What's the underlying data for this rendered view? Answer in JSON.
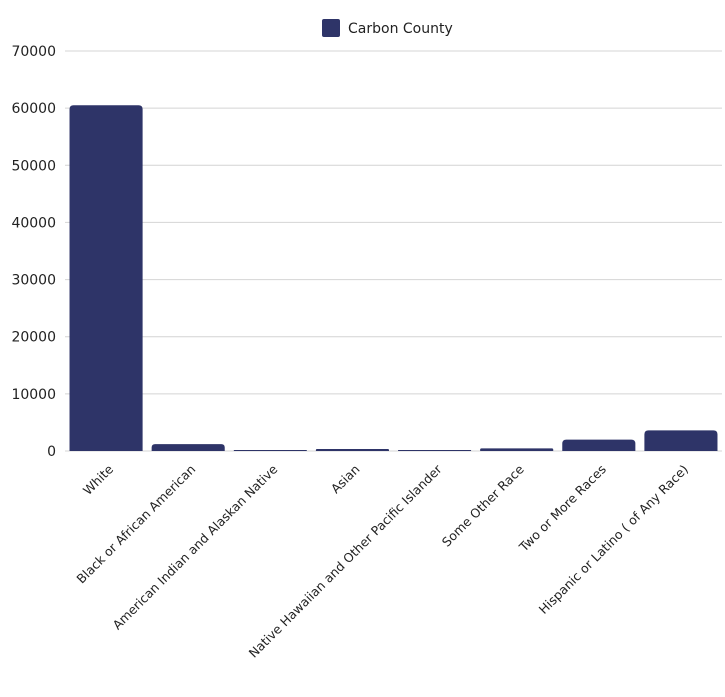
{
  "chart_data": {
    "type": "bar",
    "categories": [
      "White",
      "Black or African American",
      "American Indian and Alaskan Native",
      "Asian",
      "Native Hawaiian and Other Pacific Islander",
      "Some Other Race",
      "Two or More Races",
      "Hispanic or Latino ( of Any Race)"
    ],
    "series": [
      {
        "name": "Carbon County",
        "values": [
          60500,
          1200,
          150,
          350,
          30,
          450,
          2000,
          3600
        ]
      }
    ],
    "yticks": [
      "0",
      "10000",
      "20000",
      "30000",
      "40000",
      "50000",
      "60000",
      "70000"
    ],
    "ylim": [
      0,
      70000
    ],
    "grid": true,
    "legend_position": "top-center",
    "colors": {
      "bar": "#2e3468",
      "grid": "#d4d4d4",
      "text": "#222222"
    }
  }
}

################

=== WORK INSTRUCTIONS ===
Pull out the lines above in which the word "American" appears.

=== RESULT BELOW ===
      "Black or African American",
      "American Indian and Alaskan Native",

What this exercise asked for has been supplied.